Materials provided =>
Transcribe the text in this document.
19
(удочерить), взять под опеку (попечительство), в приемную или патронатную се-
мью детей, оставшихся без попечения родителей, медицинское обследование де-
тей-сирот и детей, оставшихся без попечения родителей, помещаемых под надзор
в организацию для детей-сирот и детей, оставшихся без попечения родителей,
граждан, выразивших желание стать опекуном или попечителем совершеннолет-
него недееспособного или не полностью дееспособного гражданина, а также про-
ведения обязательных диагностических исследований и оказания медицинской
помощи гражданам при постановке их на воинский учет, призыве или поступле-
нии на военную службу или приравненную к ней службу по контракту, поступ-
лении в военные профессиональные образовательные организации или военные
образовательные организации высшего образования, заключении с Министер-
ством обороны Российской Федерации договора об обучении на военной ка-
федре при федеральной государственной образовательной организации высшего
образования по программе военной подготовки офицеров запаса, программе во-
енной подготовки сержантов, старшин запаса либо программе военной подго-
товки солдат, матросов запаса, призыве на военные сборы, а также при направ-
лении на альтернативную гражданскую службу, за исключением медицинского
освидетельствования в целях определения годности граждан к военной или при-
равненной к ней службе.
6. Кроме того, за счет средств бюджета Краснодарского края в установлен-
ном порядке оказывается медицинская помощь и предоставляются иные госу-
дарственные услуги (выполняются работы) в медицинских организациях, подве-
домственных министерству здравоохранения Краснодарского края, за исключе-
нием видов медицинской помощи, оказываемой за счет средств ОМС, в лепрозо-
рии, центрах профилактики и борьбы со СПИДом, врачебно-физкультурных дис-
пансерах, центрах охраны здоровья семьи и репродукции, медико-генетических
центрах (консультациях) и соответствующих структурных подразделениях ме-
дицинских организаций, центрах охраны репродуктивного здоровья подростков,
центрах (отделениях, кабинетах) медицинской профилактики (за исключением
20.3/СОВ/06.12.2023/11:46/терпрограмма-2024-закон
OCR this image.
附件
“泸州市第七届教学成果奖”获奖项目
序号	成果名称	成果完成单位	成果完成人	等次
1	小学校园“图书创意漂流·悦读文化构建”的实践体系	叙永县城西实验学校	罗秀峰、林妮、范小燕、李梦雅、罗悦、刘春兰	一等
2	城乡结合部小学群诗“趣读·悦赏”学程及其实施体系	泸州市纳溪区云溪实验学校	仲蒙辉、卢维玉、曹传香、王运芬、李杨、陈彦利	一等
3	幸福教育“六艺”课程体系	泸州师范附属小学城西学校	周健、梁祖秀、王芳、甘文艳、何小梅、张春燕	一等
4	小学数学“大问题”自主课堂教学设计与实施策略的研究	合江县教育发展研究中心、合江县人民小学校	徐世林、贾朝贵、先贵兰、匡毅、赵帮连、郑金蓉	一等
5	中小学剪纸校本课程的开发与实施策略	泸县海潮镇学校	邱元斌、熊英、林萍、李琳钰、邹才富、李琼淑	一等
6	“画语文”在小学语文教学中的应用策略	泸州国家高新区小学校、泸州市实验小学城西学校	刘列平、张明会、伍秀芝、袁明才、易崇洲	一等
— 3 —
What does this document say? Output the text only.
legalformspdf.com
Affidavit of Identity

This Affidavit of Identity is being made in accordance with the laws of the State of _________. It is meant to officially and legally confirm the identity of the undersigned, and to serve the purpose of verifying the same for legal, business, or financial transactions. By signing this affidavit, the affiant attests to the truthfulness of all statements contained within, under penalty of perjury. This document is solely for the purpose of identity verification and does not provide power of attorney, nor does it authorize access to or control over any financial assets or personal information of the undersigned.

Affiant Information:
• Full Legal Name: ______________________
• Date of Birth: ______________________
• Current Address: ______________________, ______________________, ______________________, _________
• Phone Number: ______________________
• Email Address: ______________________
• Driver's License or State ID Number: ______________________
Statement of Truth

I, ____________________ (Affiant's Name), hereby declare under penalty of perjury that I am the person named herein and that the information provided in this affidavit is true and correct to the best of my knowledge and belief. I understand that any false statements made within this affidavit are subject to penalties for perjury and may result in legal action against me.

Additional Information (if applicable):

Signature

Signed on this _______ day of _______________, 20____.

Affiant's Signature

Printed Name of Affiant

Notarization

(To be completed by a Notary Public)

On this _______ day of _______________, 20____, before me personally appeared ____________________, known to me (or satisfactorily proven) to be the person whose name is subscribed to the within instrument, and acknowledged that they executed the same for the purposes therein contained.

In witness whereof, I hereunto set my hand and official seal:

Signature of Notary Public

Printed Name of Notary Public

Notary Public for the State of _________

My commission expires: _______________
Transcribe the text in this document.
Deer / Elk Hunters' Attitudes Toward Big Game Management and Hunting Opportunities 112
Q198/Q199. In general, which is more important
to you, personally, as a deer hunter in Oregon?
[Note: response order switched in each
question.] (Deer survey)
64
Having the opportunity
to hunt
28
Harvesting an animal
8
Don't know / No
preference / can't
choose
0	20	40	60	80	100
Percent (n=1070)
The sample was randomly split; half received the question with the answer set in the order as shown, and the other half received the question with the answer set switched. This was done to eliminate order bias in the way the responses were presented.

What needs to be done => Filter the records above for "военные" and copy every matching line.

Full solution =>
лении в военные профессиональные образовательные организации или военные
товки солдат, матросов запаса, призыве на военные сборы, а также при направ-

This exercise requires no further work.